+++ Dataset records

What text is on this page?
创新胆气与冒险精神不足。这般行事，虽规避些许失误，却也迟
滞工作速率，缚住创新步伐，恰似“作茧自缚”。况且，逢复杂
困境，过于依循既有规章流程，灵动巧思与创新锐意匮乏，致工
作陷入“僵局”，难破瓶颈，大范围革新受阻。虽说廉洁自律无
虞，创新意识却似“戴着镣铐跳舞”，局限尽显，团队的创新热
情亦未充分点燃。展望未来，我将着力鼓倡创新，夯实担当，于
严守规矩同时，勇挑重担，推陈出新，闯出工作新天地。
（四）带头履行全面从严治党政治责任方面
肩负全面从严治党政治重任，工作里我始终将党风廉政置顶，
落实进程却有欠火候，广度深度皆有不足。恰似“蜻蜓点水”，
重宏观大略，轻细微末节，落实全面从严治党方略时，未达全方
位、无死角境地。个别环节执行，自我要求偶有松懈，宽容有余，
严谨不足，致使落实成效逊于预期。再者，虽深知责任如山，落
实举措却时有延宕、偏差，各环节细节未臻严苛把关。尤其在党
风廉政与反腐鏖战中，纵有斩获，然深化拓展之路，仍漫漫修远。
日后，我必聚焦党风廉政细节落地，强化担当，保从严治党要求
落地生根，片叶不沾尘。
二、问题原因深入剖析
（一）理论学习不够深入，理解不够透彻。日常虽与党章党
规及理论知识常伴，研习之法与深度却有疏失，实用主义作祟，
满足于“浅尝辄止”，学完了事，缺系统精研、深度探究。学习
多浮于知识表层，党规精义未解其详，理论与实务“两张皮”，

++++++

Problem to work on:
Your task is to quote all of the data word for word.

Exercise answer:
What text is on this page?
创新胆气与冒险精神不足。这般行事，虽规避些许失误，却也迟
滞工作速率，缚住创新步伐，恰似“作茧自缚”。况且，逢复杂
困境，过于依循既有规章流程，灵动巧思与创新锐意匮乏，致工
作陷入“僵局”，难破瓶颈，大范围革新受阻。虽说廉洁自律无
虞，创新意识却似“戴着镣铐跳舞”，局限尽显，团队的创新热
情亦未充分点燃。展望未来，我将着力鼓倡创新，夯实担当，于
严守规矩同时，勇挑重担，推陈出新，闯出工作新天地。
（四）带头履行全面从严治党政治责任方面
肩负全面从严治党政治重任，工作里我始终将党风廉政置顶，
落实进程却有欠火候，广度深度皆有不足。恰似“蜻蜓点水”，
重宏观大略，轻细微末节，落实全面从严治党方略时，未达全方
位、无死角境地。个别环节执行，自我要求偶有松懈，宽容有余，
严谨不足，致使落实成效逊于预期。再者，虽深知责任如山，落
实举措却时有延宕、偏差，各环节细节未臻严苛把关。尤其在党
风廉政与反腐鏖战中，纵有斩获，然深化拓展之路，仍漫漫修远。
日后，我必聚焦党风廉政细节落地，强化担当，保从严治党要求
落地生根，片叶不沾尘。
二、问题原因深入剖析
（一）理论学习不够深入，理解不够透彻。日常虽与党章党
规及理论知识常伴，研习之法与深度却有疏失，实用主义作祟，
满足于“浅尝辄止”，学完了事，缺系统精研、深度探究。学习
多浮于知识表层，党规精义未解其详，理论与实务“两张皮”，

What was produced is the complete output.